#### Requirements
Return every line of the material exactly.

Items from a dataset
** start **

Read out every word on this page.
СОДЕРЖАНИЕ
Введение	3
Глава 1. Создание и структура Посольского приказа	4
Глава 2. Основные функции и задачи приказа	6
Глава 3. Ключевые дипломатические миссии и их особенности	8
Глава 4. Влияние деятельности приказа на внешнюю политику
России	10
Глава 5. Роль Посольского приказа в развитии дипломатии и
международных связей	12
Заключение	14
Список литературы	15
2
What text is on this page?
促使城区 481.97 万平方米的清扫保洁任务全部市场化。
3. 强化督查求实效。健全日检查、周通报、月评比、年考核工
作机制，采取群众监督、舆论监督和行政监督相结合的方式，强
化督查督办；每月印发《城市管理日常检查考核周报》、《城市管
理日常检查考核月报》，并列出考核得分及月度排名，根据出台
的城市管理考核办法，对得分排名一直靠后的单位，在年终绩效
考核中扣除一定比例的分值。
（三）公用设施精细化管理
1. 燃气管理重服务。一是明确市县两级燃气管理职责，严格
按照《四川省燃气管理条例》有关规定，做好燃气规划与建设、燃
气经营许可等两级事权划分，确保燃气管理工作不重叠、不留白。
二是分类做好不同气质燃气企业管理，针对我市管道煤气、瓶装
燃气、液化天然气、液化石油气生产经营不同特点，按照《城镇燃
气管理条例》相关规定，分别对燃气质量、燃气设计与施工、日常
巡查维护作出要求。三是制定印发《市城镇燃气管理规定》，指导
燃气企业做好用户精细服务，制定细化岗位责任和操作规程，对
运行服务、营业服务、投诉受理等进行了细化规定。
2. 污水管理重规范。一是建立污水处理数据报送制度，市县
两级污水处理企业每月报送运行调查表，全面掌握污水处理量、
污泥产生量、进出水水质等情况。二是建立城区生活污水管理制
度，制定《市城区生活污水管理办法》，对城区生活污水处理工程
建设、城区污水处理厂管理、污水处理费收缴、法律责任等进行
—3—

** end **

#### Correct output
Read out every word on this page.
СОДЕРЖАНИЕ
Введение	3
Глава 1. Создание и структура Посольского приказа	4
Глава 2. Основные функции и задачи приказа	6
Глава 3. Ключевые дипломатические миссии и их особенности	8
Глава 4. Влияние деятельности приказа на внешнюю политику
России	10
Глава 5. Роль Посольского приказа в развитии дипломатии и
международных связей	12
Заключение	14
Список литературы	15
2
What text is on this page?
促使城区 481.97 万平方米的清扫保洁任务全部市场化。
3. 强化督查求实效。健全日检查、周通报、月评比、年考核工
作机制，采取群众监督、舆论监督和行政监督相结合的方式，强
化督查督办；每月印发《城市管理日常检查考核周报》、《城市管
理日常检查考核月报》，并列出考核得分及月度排名，根据出台
的城市管理考核办法，对得分排名一直靠后的单位，在年终绩效
考核中扣除一定比例的分值。
（三）公用设施精细化管理
1. 燃气管理重服务。一是明确市县两级燃气管理职责，严格
按照《四川省燃气管理条例》有关规定，做好燃气规划与建设、燃
气经营许可等两级事权划分，确保燃气管理工作不重叠、不留白。
二是分类做好不同气质燃气企业管理，针对我市管道煤气、瓶装
燃气、液化天然气、液化石油气生产经营不同特点，按照《城镇燃
气管理条例》相关规定，分别对燃气质量、燃气设计与施工、日常
巡查维护作出要求。三是制定印发《市城镇燃气管理规定》，指导
燃气企业做好用户精细服务，制定细化岗位责任和操作规程，对
运行服务、营业服务、投诉受理等进行了细化规定。
2. 污水管理重规范。一是建立污水处理数据报送制度，市县
两级污水处理企业每月报送运行调查表，全面掌握污水处理量、
污泥产生量、进出水水质等情况。二是建立城区生活污水管理制
度，制定《市城区生活污水管理办法》，对城区生活污水处理工程
建设、城区污水处理厂管理、污水处理费收缴、法律责任等进行
—3—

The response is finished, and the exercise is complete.